What is asked: Go through the material and write it all out exactly, minus the pictures.

Extracted entries:
-*-*-
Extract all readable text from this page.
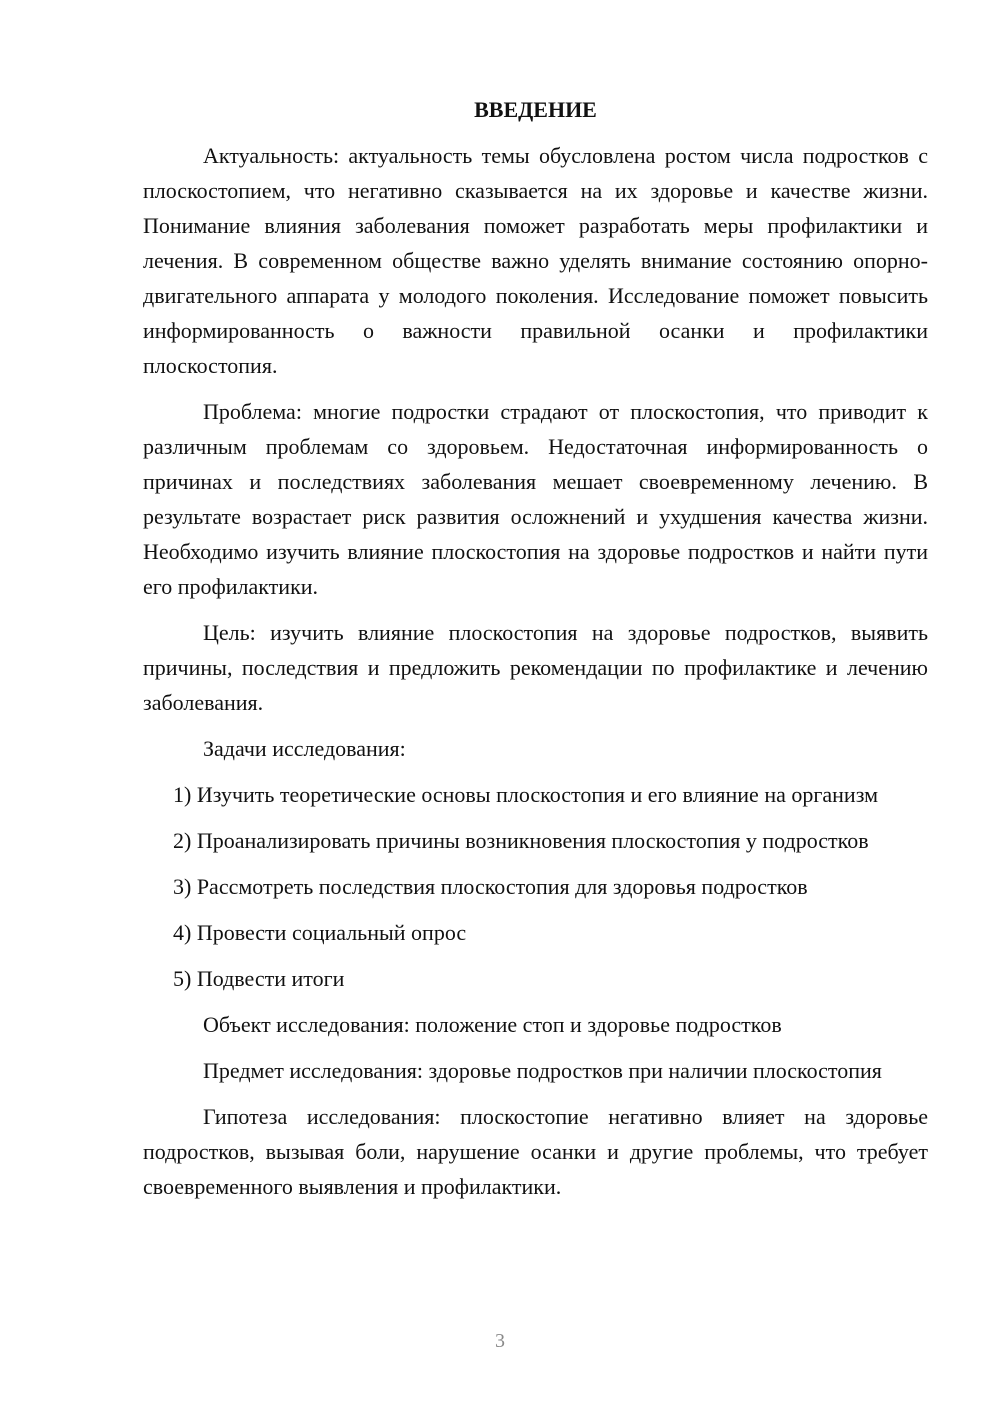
ВВЕДЕНИЕ

Актуальность: актуальность темы обусловлена ростом числа подростков с плоскостопием, что негативно сказывается на их здоровье и качестве жизни. Понимание влияния заболевания поможет разработать меры профилактики и лечения. В современном обществе важно уделять внимание состоянию опорно-двигательного аппарата у молодого поколения. Исследование поможет повысить информированность о важности правильной осанки и профилактики плоскостопия.

Проблема: многие подростки страдают от плоскостопия, что приводит к различным проблемам со здоровьем. Недостаточная информированность о причинах и последствиях заболевания мешает своевременному лечению. В результате возрастает риск развития осложнений и ухудшения качества жизни. Необходимо изучить влияние плоскостопия на здоровье подростков и найти пути его профилактики.

Цель: изучить влияние плоскостопия на здоровье подростков, выявить причины, последствия и предложить рекомендации по профилактике и лечению заболевания.

Задачи исследования:

1) Изучить теоретические основы плоскостопия и его влияние на организм

2) Проанализировать причины возникновения плоскостопия у подростков

3) Рассмотреть последствия плоскостопия для здоровья подростков

4) Провести социальный опрос

5) Подвести итоги

Объект исследования: положение стоп и здоровье подростков

Предмет исследования: здоровье подростков при наличии плоскостопия

Гипотеза исследования: плоскостопие негативно влияет на здоровье подростков, вызывая боли, нарушение осанки и другие проблемы, что требует своевременного выявления и профилактики.

3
-*-*-
Task answer:
Extract all readable text from this page.
ВВЕДЕНИЕ

Актуальность: актуальность темы обусловлена ростом числа подростков с плоскостопием, что негативно сказывается на их здоровье и качестве жизни. Понимание влияния заболевания поможет разработать меры профилактики и лечения. В современном обществе важно уделять внимание состоянию опорно-двигательного аппарата у молодого поколения. Исследование поможет повысить информированность о важности правильной осанки и профилактики плоскостопия.

Проблема: многие подростки страдают от плоскостопия, что приводит к различным проблемам со здоровьем. Недостаточная информированность о причинах и последствиях заболевания мешает своевременному лечению. В результате возрастает риск развития осложнений и ухудшения качества жизни. Необходимо изучить влияние плоскостопия на здоровье подростков и найти пути его профилактики.

Цель: изучить влияние плоскостопия на здоровье подростков, выявить причины, последствия и предложить рекомендации по профилактике и лечению заболевания.

Задачи исследования:

1) Изучить теоретические основы плоскостопия и его влияние на организм

2) Проанализировать причины возникновения плоскостопия у подростков

3) Рассмотреть последствия плоскостопия для здоровья подростков

4) Провести социальный опрос

5) Подвести итоги

Объект исследования: положение стоп и здоровье подростков

Предмет исследования: здоровье подростков при наличии плоскостопия

Гипотеза исследования: плоскостопие негативно влияет на здоровье подростков, вызывая боли, нарушение осанки и другие проблемы, что требует своевременного выявления и профилактики.

3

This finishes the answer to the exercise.